→ GIVEN REQUEST
Pick out each line of the records that includes the string "nostro", and copy it.

→ ENTRIES
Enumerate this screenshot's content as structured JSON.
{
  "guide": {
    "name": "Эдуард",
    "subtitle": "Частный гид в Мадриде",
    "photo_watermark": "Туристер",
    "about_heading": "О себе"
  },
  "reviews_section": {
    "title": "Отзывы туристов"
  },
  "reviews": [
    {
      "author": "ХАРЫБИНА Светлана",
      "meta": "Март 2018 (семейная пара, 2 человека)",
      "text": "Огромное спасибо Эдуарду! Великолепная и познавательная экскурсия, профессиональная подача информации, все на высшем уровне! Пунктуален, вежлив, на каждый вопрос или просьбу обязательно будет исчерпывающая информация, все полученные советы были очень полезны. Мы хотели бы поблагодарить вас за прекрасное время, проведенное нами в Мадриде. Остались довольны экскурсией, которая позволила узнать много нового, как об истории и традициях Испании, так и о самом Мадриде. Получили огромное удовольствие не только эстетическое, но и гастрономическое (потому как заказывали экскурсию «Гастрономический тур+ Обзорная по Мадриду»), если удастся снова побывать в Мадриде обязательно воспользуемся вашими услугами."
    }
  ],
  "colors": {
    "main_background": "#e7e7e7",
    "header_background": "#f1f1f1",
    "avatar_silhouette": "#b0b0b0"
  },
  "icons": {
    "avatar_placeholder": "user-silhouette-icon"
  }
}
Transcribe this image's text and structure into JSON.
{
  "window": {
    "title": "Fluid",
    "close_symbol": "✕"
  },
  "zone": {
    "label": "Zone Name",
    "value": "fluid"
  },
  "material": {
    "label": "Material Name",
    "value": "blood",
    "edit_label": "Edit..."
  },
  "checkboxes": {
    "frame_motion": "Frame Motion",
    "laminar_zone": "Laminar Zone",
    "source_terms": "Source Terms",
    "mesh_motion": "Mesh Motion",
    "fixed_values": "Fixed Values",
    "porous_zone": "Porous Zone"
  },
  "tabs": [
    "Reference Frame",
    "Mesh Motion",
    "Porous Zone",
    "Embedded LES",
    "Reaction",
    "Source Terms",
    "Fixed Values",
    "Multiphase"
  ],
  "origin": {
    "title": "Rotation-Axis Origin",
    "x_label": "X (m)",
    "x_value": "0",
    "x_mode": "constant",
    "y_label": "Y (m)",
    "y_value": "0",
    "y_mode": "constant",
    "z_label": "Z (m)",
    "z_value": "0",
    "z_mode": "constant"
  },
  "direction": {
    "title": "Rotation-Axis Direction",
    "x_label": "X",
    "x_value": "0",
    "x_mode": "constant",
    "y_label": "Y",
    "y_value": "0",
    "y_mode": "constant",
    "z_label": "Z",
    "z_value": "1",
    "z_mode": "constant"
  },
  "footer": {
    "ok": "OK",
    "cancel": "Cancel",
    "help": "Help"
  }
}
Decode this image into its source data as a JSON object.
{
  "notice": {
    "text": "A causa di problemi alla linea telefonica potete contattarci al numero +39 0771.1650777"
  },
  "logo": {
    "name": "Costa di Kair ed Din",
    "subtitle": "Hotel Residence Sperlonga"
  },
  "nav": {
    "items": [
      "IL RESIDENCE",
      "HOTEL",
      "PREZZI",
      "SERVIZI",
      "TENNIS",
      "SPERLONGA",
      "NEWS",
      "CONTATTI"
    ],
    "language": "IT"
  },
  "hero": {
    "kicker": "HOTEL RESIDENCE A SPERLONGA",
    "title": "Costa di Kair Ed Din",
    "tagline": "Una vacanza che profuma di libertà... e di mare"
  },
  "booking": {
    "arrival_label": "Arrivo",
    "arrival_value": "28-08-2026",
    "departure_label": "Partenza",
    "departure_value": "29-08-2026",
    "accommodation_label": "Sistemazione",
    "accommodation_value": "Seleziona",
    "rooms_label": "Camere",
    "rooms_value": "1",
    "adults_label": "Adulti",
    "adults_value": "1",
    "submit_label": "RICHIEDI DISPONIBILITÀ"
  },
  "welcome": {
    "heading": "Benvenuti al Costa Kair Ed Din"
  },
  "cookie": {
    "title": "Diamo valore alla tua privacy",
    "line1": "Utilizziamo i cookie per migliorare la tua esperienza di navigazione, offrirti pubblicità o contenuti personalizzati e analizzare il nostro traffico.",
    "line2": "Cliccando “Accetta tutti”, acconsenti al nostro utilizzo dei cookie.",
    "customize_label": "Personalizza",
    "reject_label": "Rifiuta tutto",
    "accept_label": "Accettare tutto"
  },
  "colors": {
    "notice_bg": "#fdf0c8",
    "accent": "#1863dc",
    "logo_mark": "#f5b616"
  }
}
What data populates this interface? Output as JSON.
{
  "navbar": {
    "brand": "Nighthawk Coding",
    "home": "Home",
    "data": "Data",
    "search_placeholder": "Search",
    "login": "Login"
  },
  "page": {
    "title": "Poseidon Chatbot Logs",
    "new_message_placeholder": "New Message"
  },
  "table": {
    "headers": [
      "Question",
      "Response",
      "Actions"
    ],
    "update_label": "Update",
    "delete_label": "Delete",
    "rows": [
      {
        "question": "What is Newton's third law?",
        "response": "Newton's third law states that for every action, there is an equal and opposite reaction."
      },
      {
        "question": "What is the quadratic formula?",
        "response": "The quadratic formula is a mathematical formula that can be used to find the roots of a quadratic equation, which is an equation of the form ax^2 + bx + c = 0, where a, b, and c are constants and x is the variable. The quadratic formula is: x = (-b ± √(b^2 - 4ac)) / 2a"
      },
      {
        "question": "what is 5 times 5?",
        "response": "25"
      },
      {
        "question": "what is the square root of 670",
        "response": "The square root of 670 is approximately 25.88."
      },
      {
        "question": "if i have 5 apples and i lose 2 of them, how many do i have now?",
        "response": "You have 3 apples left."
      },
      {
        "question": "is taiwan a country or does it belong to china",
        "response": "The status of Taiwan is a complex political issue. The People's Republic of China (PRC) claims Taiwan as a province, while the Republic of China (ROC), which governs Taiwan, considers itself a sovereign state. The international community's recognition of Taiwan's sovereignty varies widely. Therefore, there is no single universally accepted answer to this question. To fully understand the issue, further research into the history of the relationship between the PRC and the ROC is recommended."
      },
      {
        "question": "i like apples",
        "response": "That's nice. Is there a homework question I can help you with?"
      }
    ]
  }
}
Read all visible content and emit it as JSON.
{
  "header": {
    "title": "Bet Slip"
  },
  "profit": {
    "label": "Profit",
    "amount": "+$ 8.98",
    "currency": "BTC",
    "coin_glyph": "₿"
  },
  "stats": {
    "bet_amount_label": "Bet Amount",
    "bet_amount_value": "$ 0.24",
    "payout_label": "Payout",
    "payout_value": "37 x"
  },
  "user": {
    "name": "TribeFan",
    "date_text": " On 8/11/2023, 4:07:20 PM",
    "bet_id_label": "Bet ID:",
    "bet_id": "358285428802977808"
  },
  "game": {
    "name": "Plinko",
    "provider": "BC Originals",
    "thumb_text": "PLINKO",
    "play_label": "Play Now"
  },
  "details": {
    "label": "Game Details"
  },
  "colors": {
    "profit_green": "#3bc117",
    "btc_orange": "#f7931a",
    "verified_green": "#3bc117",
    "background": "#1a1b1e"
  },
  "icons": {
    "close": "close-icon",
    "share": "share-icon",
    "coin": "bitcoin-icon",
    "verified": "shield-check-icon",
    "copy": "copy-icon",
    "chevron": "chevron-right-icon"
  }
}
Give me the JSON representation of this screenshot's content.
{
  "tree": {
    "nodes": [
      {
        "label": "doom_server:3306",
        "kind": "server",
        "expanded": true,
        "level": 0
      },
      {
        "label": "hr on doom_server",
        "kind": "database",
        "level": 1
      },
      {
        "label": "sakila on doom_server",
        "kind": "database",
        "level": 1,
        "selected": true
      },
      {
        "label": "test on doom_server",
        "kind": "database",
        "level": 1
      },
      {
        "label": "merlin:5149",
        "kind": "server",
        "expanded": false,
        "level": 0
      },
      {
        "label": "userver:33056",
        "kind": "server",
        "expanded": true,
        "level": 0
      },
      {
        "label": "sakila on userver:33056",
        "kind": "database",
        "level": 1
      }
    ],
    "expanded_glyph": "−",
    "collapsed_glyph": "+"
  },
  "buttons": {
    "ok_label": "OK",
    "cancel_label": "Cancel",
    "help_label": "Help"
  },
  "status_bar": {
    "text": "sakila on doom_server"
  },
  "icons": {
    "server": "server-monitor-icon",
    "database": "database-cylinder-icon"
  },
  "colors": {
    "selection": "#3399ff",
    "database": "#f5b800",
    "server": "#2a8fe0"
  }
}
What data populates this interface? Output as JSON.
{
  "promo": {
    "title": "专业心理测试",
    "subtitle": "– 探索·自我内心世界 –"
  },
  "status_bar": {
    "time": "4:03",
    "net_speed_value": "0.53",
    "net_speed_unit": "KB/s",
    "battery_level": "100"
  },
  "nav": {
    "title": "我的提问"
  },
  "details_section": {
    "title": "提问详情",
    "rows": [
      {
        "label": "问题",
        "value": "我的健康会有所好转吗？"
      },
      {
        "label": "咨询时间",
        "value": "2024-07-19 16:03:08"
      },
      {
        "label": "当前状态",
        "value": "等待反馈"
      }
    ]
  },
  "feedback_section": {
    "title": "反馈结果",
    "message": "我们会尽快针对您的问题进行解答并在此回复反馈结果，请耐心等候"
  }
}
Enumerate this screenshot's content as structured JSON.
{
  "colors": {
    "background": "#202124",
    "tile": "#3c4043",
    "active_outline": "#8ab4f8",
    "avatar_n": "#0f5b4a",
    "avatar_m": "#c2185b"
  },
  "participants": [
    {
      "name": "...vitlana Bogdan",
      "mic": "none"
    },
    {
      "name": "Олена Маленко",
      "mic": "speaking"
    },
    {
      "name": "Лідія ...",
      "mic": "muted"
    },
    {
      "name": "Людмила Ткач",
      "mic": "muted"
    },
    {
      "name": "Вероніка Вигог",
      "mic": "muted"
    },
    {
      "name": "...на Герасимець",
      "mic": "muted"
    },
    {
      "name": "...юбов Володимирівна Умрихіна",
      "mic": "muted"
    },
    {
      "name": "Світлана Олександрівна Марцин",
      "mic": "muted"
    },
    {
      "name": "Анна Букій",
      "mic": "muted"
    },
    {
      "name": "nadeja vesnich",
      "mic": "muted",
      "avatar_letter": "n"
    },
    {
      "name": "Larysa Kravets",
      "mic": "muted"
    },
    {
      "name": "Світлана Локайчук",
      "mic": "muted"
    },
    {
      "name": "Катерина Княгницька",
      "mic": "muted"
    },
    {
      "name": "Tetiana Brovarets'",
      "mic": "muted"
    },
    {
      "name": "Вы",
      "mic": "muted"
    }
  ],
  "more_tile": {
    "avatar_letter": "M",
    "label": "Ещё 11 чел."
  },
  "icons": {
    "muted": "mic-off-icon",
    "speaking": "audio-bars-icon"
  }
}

→ ANSWER TO THE PROBLEM
    "line1": "Utilizziamo i cookie per migliorare la tua esperienza di navigazione, offrirti pubblicità o contenuti personalizzati e analizzare il nostro traffico.",
    "line2": "Cliccando “Accetta tutti”, acconsenti al nostro utilizzo dei cookie.",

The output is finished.